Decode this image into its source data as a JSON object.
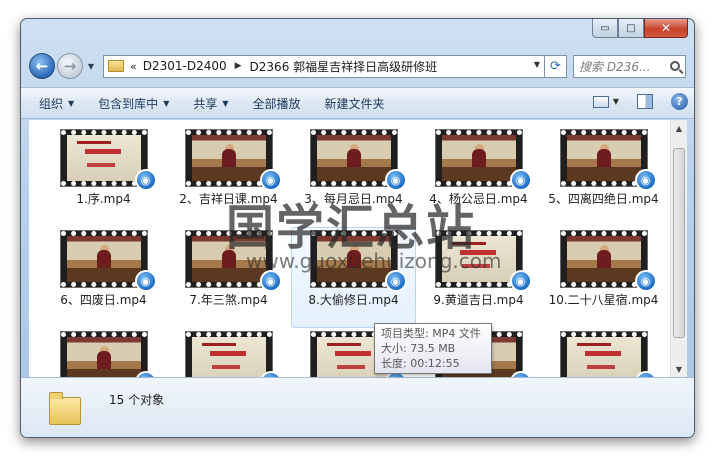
{
  "window": {
    "caption": {
      "minimize": "▭",
      "maximize": "□",
      "close": "✕"
    }
  },
  "address": {
    "breadcrumb": [
      "D2301-D2400",
      "D2366 郭福星吉祥择日高级研修班"
    ],
    "search_placeholder": "搜索 D236..."
  },
  "toolbar": {
    "items": [
      "组织",
      "包含到库中",
      "共享",
      "全部播放",
      "新建文件夹"
    ]
  },
  "files": [
    {
      "name": "1.序.mp4",
      "thumb": "title"
    },
    {
      "name": "2、吉祥日课.mp4",
      "thumb": "speaker"
    },
    {
      "name": "3、每月忌日.mp4",
      "thumb": "speaker"
    },
    {
      "name": "4、杨公忌日.mp4",
      "thumb": "speaker"
    },
    {
      "name": "5、四离四绝日.mp4",
      "thumb": "speaker"
    },
    {
      "name": "6、四废日.mp4",
      "thumb": "speaker"
    },
    {
      "name": "7.年三煞.mp4",
      "thumb": "speaker"
    },
    {
      "name": "8.大偷修日.mp4",
      "thumb": "speaker"
    },
    {
      "name": "9.黄道吉日.mp4",
      "thumb": "title"
    },
    {
      "name": "10.二十八星宿.mp4",
      "thumb": "speaker"
    },
    {
      "name": "",
      "thumb": "speaker"
    },
    {
      "name": "",
      "thumb": "title"
    },
    {
      "name": "",
      "thumb": "title"
    },
    {
      "name": "",
      "thumb": "speaker"
    },
    {
      "name": "",
      "thumb": "title"
    }
  ],
  "tooltip": {
    "type": "项目类型: MP4 文件",
    "size": "大小: 73.5 MB",
    "length": "长度: 00:12:55"
  },
  "details": {
    "count": "15 个对象"
  },
  "watermark": {
    "text": "国学汇总站",
    "url": "www.guoxuehuizong.com"
  }
}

— REQUIREMENT —
Leave out the pictures and return every record word for word.

— REPLY TO THE EXERCISE —
Decode this image into its source data as a JSON object.
{
  "window": {
    "caption": {
      "minimize": "▭",
      "maximize": "□",
      "close": "✕"
    }
  },
  "address": {
    "breadcrumb": [
      "D2301-D2400",
      "D2366 郭福星吉祥择日高级研修班"
    ],
    "search_placeholder": "搜索 D236..."
  },
  "toolbar": {
    "items": [
      "组织",
      "包含到库中",
      "共享",
      "全部播放",
      "新建文件夹"
    ]
  },
  "files": [
    {
      "name": "1.序.mp4",
      "thumb": "title"
    },
    {
      "name": "2、吉祥日课.mp4",
      "thumb": "speaker"
    },
    {
      "name": "3、每月忌日.mp4",
      "thumb": "speaker"
    },
    {
      "name": "4、杨公忌日.mp4",
      "thumb": "speaker"
    },
    {
      "name": "5、四离四绝日.mp4",
      "thumb": "speaker"
    },
    {
      "name": "6、四废日.mp4",
      "thumb": "speaker"
    },
    {
      "name": "7.年三煞.mp4",
      "thumb": "speaker"
    },
    {
      "name": "8.大偷修日.mp4",
      "thumb": "speaker"
    },
    {
      "name": "9.黄道吉日.mp4",
      "thumb": "title"
    },
    {
      "name": "10.二十八星宿.mp4",
      "thumb": "speaker"
    },
    {
      "name": "",
      "thumb": "speaker"
    },
    {
      "name": "",
      "thumb": "title"
    },
    {
      "name": "",
      "thumb": "title"
    },
    {
      "name": "",
      "thumb": "speaker"
    },
    {
      "name": "",
      "thumb": "title"
    }
  ],
  "tooltip": {
    "type": "项目类型: MP4 文件",
    "size": "大小: 73.5 MB",
    "length": "长度: 00:12:55"
  },
  "details": {
    "count": "15 个对象"
  },
  "watermark": {
    "text": "国学汇总站",
    "url": "www.guoxuehuizong.com"
  }
}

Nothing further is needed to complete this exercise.